SET TASK:
Copy out each line exactly; pictures stay out of the copy.

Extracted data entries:
— Start —

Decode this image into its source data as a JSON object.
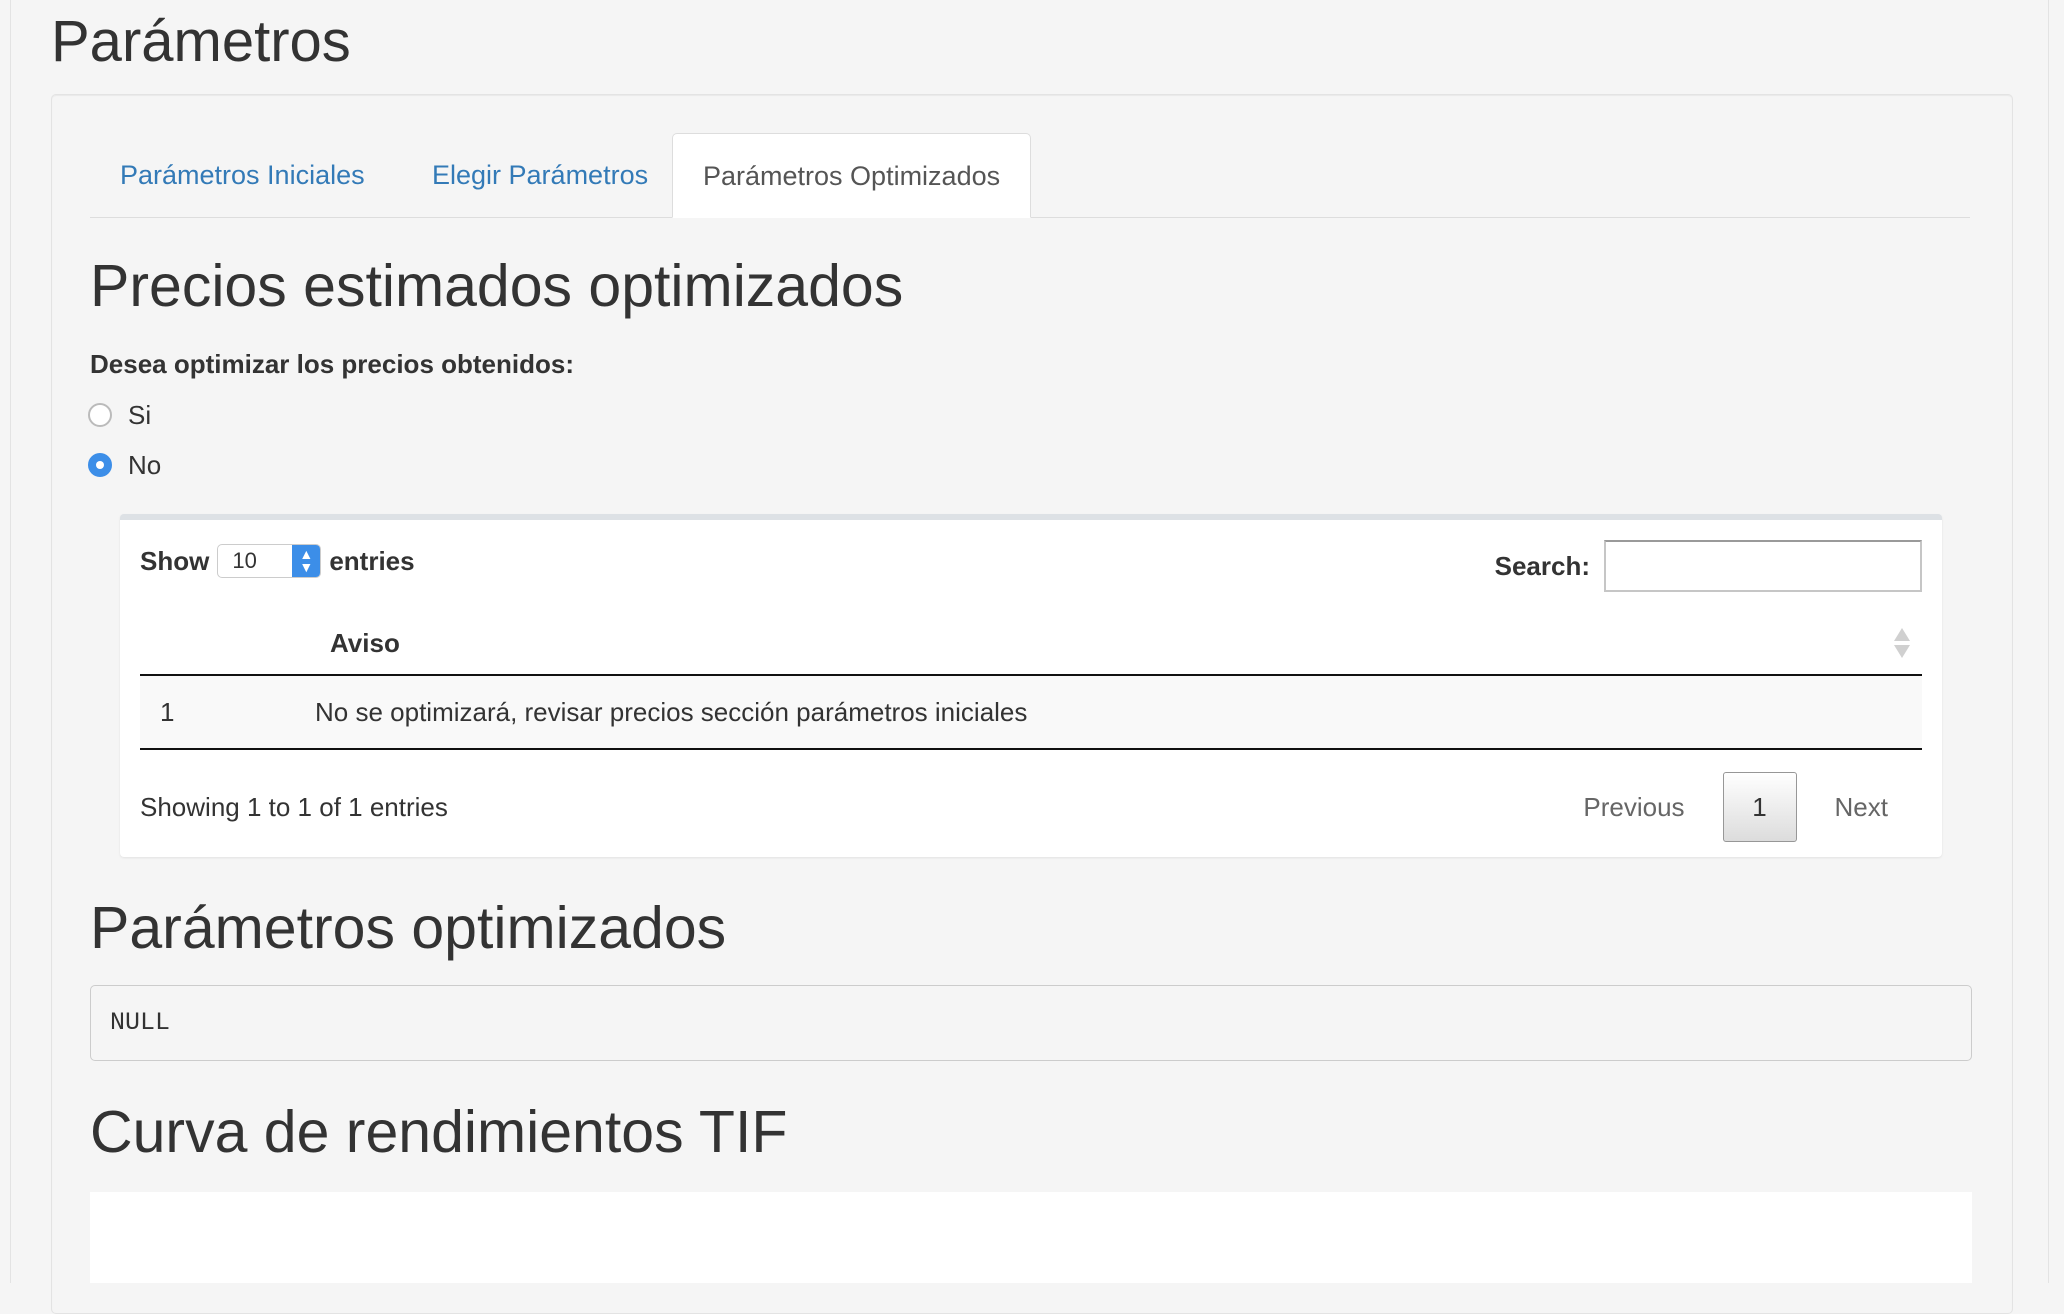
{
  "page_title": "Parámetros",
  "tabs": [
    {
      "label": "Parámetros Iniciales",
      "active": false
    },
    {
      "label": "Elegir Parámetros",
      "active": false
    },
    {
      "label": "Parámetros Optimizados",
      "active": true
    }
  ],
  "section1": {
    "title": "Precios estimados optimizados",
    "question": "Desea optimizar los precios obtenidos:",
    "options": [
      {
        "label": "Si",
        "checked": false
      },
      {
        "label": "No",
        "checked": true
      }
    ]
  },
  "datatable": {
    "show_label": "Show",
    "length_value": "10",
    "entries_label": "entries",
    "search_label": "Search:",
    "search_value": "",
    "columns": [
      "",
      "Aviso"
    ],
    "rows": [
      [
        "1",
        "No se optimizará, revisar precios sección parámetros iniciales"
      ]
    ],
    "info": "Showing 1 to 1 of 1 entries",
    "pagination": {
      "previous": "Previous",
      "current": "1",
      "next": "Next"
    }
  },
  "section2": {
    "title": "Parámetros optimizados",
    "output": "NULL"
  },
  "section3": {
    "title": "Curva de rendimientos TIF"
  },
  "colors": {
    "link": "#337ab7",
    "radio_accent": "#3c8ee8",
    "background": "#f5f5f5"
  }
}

— End —

ANSWER TO THIS EXERCISE:
Decode this image into its source data as a JSON object.
{
  "page_title": "Parámetros",
  "tabs": [
    {
      "label": "Parámetros Iniciales",
      "active": false
    },
    {
      "label": "Elegir Parámetros",
      "active": false
    },
    {
      "label": "Parámetros Optimizados",
      "active": true
    }
  ],
  "section1": {
    "title": "Precios estimados optimizados",
    "question": "Desea optimizar los precios obtenidos:",
    "options": [
      {
        "label": "Si",
        "checked": false
      },
      {
        "label": "No",
        "checked": true
      }
    ]
  },
  "datatable": {
    "show_label": "Show",
    "length_value": "10",
    "entries_label": "entries",
    "search_label": "Search:",
    "search_value": "",
    "columns": [
      "",
      "Aviso"
    ],
    "rows": [
      [
        "1",
        "No se optimizará, revisar precios sección parámetros iniciales"
      ]
    ],
    "info": "Showing 1 to 1 of 1 entries",
    "pagination": {
      "previous": "Previous",
      "current": "1",
      "next": "Next"
    }
  },
  "section2": {
    "title": "Parámetros optimizados",
    "output": "NULL"
  },
  "section3": {
    "title": "Curva de rendimientos TIF"
  },
  "colors": {
    "link": "#337ab7",
    "radio_accent": "#3c8ee8",
    "background": "#f5f5f5"
  }
}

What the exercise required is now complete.